## [What you have to do]
Copy, in full, each line of the material that holds the word "Weinheim".

## [Data entries]
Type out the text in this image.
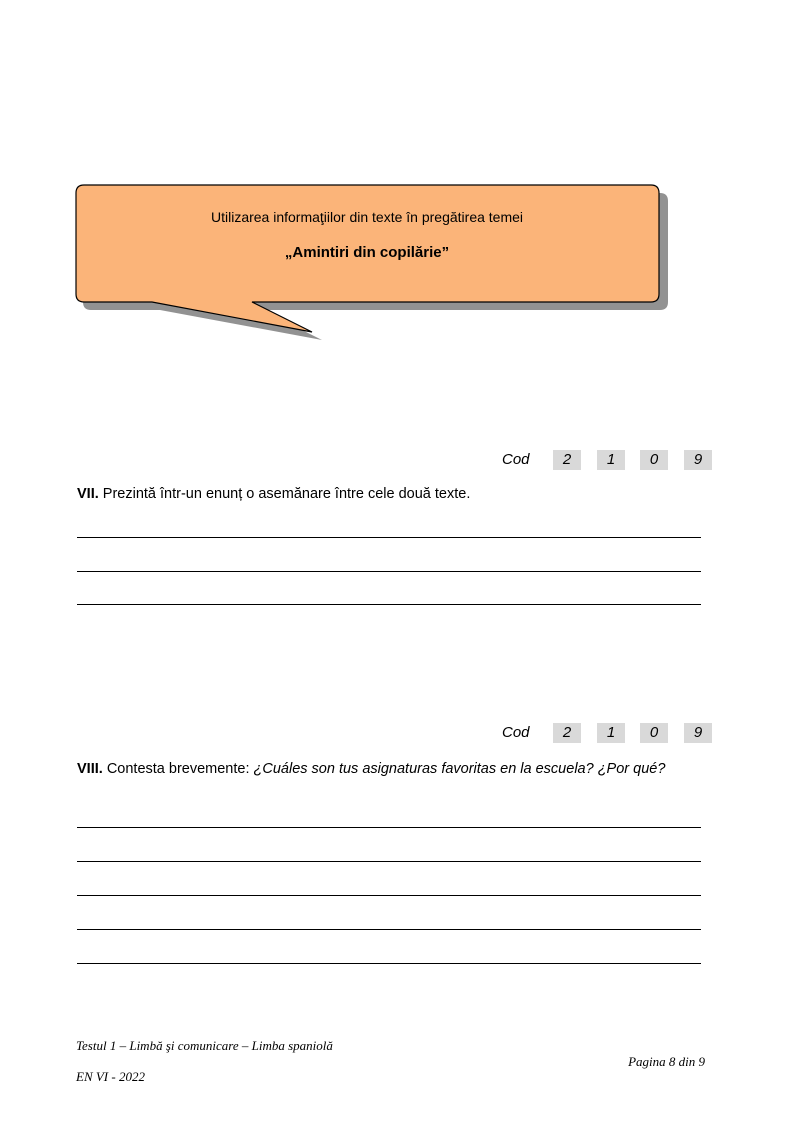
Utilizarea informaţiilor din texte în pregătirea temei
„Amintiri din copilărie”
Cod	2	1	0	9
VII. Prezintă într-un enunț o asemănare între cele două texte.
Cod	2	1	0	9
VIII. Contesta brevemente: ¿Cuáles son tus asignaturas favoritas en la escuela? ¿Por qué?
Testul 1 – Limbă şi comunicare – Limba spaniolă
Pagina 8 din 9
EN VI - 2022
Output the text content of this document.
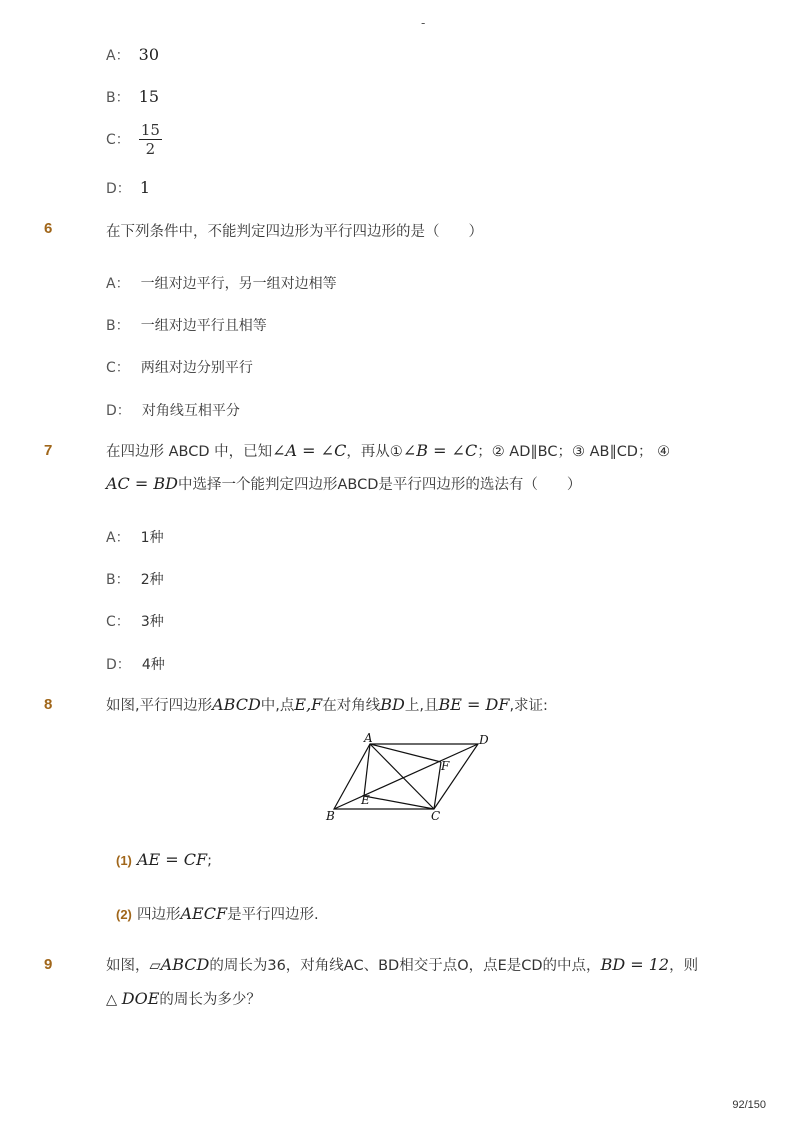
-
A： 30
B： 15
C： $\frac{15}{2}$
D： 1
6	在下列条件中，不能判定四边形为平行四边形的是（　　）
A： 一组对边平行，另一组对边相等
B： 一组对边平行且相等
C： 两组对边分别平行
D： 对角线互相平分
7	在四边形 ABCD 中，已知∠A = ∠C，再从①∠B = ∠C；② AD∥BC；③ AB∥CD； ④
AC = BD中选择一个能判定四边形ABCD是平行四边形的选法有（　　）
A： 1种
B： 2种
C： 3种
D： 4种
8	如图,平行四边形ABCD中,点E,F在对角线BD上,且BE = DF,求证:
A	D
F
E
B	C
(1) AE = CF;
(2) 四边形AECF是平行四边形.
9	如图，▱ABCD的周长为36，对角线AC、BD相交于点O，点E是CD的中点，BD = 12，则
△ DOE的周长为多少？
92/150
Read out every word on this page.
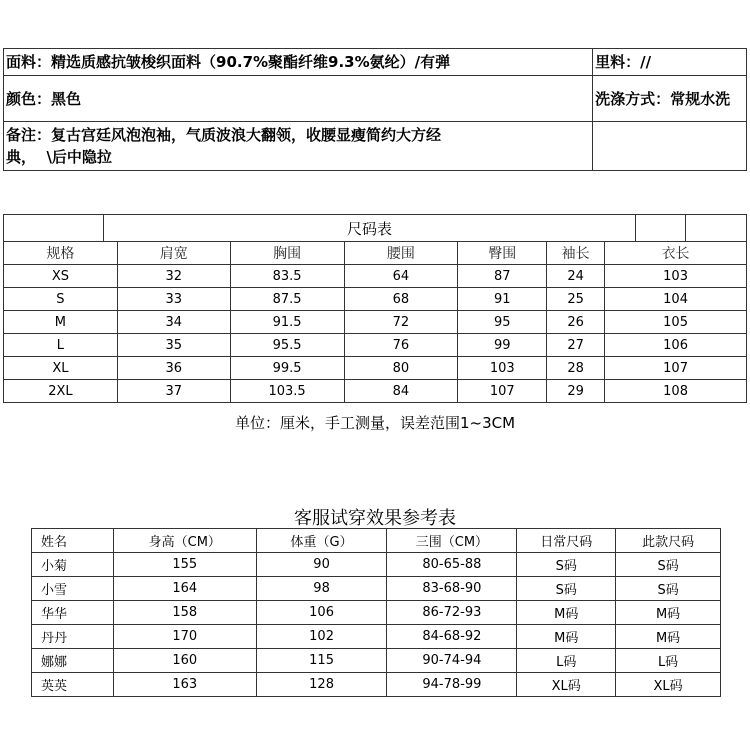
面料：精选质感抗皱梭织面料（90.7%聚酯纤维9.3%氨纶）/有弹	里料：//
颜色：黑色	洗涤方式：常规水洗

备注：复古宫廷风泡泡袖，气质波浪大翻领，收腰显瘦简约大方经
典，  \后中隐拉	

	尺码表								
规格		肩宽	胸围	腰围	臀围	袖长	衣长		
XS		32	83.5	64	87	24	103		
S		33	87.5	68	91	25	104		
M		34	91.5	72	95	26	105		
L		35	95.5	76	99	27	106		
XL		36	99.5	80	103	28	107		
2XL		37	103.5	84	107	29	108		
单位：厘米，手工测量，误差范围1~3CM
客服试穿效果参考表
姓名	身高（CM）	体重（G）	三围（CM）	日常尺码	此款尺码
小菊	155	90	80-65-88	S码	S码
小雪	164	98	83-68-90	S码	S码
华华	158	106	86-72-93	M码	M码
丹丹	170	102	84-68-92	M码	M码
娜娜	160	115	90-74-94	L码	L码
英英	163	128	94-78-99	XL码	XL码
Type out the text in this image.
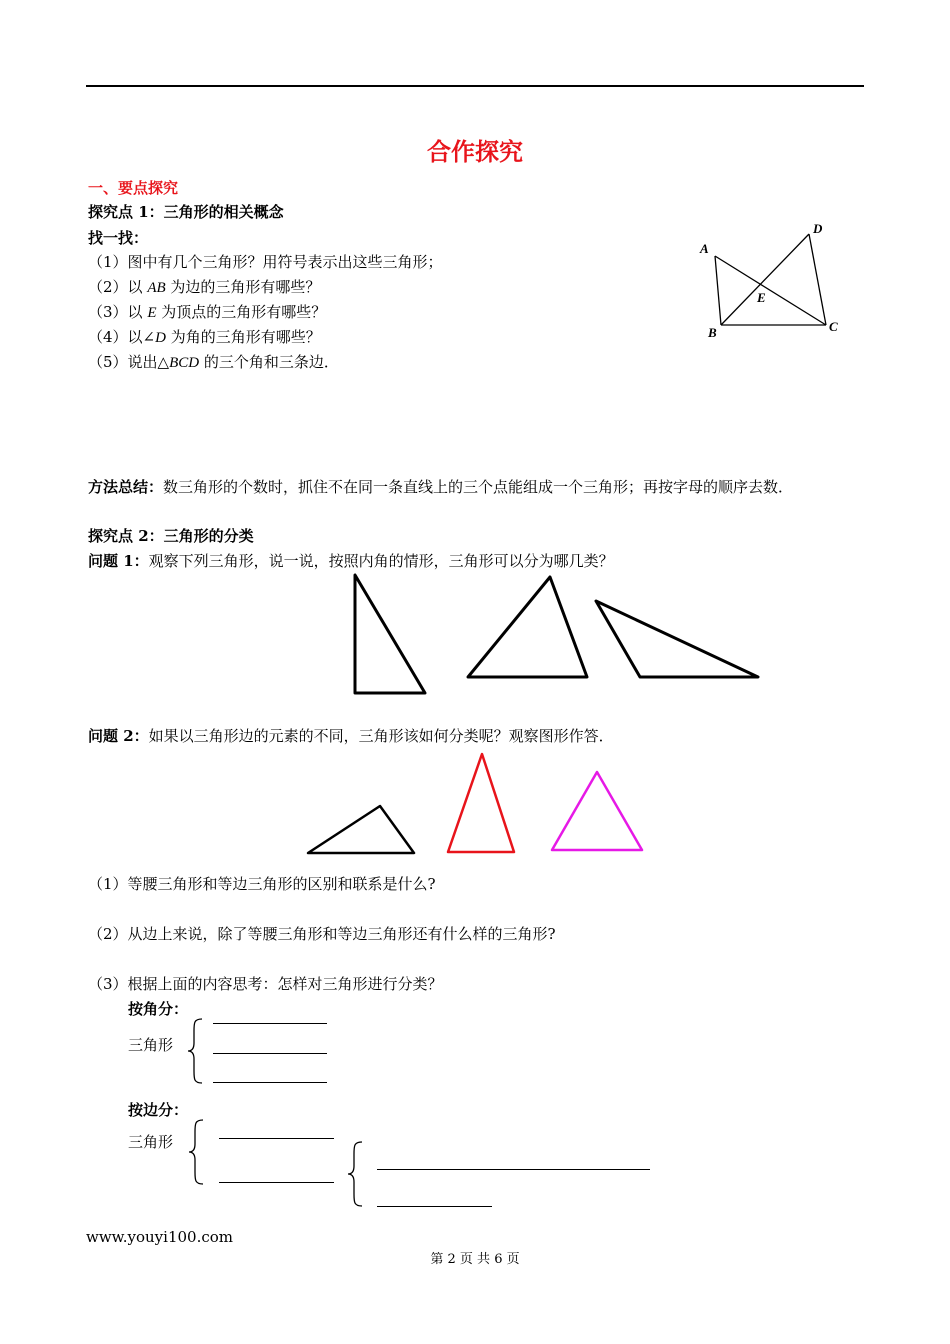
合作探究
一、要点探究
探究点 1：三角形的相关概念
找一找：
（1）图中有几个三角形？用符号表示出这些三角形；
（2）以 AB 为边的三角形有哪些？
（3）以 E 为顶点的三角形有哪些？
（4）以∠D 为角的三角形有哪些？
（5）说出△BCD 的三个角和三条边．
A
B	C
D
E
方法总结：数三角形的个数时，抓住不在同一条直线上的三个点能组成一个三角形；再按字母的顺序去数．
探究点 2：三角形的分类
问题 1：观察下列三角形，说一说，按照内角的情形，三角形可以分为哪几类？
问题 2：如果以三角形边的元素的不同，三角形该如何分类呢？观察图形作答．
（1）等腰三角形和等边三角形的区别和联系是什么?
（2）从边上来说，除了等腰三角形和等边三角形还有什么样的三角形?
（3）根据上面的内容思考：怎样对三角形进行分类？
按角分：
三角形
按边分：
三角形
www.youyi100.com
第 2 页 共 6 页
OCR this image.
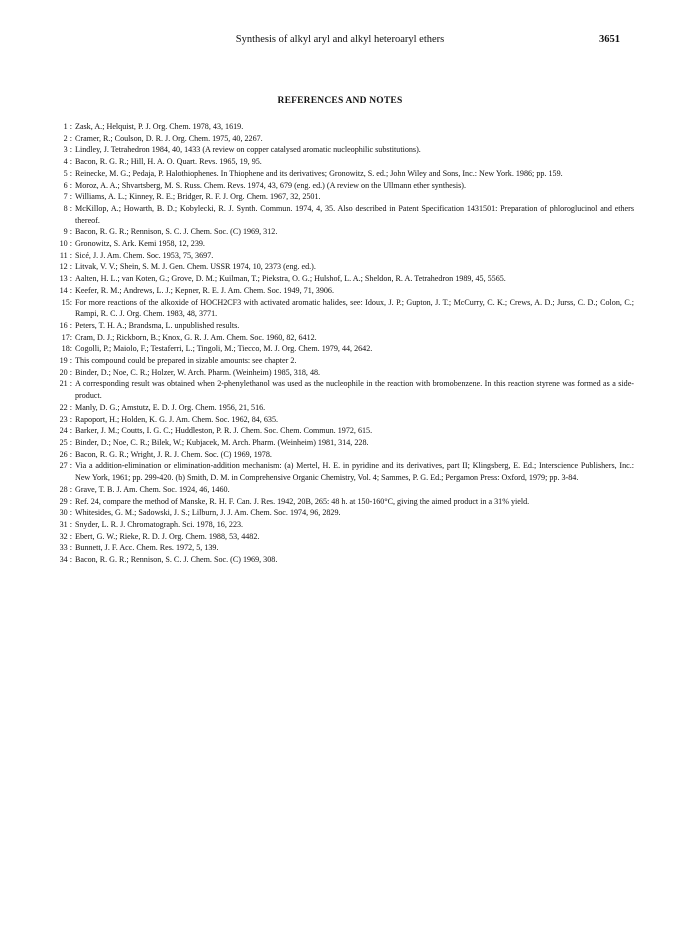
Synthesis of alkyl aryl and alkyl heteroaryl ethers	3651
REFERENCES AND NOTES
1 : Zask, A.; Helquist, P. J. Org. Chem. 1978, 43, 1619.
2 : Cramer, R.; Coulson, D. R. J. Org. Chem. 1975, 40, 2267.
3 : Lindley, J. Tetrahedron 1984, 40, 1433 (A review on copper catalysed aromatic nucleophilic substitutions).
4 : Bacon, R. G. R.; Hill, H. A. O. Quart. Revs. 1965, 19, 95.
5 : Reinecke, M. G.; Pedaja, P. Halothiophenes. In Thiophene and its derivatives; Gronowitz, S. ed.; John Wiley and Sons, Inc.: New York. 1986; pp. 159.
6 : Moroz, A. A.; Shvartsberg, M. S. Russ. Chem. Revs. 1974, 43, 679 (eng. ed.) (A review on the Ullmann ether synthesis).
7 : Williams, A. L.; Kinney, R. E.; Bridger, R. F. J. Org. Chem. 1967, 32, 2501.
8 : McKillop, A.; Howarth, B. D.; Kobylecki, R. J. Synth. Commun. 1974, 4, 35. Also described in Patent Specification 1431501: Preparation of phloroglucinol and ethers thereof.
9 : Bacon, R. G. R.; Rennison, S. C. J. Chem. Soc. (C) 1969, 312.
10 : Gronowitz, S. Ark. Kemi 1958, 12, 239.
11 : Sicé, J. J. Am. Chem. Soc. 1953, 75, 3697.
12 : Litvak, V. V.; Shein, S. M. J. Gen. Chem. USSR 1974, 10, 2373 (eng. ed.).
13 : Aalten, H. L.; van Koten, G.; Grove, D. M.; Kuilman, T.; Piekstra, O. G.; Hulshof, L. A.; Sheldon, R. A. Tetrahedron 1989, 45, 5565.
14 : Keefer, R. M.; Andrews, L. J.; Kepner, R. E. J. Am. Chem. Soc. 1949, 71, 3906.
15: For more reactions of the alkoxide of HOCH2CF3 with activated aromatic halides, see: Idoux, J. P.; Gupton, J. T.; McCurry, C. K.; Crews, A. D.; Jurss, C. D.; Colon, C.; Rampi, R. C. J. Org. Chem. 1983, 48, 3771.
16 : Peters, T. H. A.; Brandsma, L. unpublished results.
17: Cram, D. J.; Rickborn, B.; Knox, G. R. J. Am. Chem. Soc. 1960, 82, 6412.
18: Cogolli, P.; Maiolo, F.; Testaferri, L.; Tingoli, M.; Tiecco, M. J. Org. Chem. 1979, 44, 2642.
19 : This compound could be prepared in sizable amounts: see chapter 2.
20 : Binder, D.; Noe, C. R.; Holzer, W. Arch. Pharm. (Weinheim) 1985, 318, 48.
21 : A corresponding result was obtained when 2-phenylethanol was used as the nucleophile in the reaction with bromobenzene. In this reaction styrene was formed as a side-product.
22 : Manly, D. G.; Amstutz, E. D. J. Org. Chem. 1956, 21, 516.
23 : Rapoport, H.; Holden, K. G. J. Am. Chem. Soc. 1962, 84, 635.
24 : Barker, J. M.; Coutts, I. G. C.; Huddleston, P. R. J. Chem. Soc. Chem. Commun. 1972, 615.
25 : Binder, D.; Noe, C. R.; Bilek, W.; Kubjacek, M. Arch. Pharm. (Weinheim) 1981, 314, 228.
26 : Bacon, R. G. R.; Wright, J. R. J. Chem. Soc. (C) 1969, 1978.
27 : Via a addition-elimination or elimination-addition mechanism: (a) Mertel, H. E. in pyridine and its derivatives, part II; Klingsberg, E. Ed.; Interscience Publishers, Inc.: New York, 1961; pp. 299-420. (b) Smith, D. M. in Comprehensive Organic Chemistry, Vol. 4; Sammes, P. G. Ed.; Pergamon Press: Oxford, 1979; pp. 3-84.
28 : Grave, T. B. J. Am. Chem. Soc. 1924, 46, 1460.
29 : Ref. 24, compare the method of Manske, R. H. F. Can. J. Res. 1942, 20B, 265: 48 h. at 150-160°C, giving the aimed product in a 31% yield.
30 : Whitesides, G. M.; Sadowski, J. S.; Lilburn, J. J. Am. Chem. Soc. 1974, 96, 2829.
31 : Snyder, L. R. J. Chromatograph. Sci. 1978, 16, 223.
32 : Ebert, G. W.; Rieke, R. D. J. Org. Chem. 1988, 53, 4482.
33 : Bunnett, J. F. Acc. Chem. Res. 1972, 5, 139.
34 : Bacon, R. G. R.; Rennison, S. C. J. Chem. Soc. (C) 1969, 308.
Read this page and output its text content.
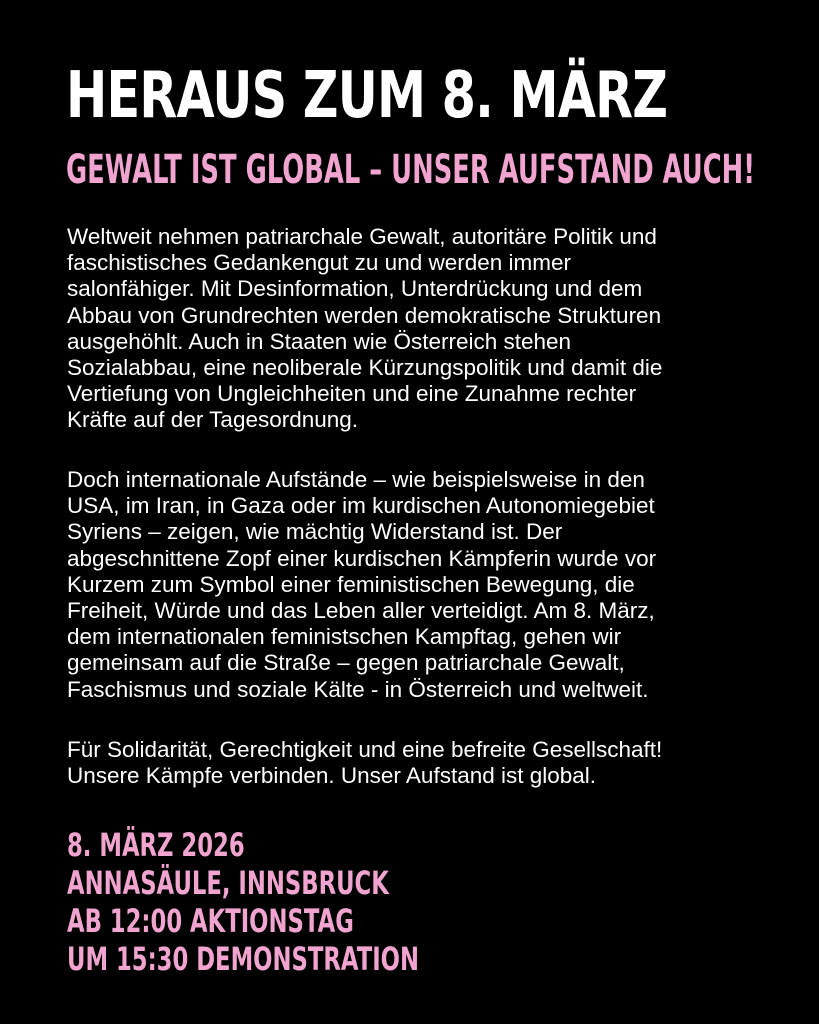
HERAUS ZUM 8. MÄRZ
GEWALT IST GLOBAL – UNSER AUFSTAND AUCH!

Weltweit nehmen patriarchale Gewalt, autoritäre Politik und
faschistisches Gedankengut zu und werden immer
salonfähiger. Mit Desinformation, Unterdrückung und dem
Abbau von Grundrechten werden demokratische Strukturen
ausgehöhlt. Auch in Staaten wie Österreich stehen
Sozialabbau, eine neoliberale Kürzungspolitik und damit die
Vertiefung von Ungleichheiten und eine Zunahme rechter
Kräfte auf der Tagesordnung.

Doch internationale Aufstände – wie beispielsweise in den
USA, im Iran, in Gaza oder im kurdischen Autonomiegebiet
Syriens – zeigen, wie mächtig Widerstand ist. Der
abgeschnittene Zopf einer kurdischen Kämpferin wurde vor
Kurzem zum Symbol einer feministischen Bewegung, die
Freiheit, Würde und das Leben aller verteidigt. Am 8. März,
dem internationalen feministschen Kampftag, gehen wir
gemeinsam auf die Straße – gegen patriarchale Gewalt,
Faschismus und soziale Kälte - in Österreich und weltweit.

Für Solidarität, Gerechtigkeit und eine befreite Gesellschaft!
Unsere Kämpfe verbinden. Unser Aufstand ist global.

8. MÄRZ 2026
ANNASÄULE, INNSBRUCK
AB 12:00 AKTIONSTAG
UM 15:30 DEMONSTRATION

## [Solution]
20 : Binder, D.; Noe, C. R.; Holzer, W. Arch. Pharm. (Weinheim) 1985, 318, 48.
25 : Binder, D.; Noe, C. R.; Bilek, W.; Kubjacek, M. Arch. Pharm. (Weinheim) 1981, 314, 228.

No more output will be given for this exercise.